━━━ Given entries ━━━

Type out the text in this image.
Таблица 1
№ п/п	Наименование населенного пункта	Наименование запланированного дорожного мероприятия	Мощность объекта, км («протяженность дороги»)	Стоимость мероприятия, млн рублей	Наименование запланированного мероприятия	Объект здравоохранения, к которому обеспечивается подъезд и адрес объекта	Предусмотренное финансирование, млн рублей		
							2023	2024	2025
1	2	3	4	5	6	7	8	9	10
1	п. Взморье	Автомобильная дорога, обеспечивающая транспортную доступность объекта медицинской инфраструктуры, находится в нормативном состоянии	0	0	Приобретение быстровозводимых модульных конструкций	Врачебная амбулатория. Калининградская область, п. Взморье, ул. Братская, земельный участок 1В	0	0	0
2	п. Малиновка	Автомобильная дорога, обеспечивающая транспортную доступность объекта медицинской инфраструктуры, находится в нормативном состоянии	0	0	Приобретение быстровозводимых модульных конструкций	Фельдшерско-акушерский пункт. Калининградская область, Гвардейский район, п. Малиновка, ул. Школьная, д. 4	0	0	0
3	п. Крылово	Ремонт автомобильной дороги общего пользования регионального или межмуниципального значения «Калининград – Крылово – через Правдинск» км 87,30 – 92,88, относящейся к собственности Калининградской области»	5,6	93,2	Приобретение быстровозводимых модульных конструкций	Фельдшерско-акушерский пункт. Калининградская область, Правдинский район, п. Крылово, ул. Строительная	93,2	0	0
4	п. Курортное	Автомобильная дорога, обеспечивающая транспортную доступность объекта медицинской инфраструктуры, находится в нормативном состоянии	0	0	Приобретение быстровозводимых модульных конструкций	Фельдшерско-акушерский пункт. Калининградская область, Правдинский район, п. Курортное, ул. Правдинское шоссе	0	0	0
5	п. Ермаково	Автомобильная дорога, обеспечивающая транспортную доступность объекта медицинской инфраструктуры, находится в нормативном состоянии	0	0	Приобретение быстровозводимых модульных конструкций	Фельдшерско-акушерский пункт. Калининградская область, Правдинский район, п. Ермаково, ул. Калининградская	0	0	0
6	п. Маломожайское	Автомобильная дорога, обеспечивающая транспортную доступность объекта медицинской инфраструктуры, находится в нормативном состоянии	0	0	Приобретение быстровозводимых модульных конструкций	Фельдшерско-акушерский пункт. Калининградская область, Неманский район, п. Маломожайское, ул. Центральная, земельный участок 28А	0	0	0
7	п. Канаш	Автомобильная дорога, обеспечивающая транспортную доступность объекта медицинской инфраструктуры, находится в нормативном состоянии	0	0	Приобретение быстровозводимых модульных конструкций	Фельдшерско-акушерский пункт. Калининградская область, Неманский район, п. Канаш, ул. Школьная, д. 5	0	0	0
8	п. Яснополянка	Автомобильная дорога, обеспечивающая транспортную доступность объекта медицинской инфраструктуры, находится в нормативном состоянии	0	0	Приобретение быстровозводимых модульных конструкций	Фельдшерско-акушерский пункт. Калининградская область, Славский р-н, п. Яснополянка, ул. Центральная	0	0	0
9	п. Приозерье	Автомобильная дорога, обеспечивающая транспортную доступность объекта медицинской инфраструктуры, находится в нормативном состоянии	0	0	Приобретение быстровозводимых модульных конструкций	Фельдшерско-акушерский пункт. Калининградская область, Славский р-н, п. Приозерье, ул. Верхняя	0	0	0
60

━━━

- [Given exercise]: Go through the material above and copy each line that has the word "Школьная".

- [Task solution]:
2	п. Малиновка	Автомобильная дорога, обеспечивающая транспортную доступность объекта медицинской инфраструктуры, находится в нормативном состоянии	0	0	Приобретение быстровозводимых модульных конструкций	Фельдшерско-акушерский пункт. Калининградская область, Гвардейский район, п. Малиновка, ул. Школьная, д. 4	0	0	0
7	п. Канаш	Автомобильная дорога, обеспечивающая транспортную доступность объекта медицинской инфраструктуры, находится в нормативном состоянии	0	0	Приобретение быстровозводимых модульных конструкций	Фельдшерско-акушерский пункт. Калининградская область, Неманский район, п. Канаш, ул. Школьная, д. 5	0	0	0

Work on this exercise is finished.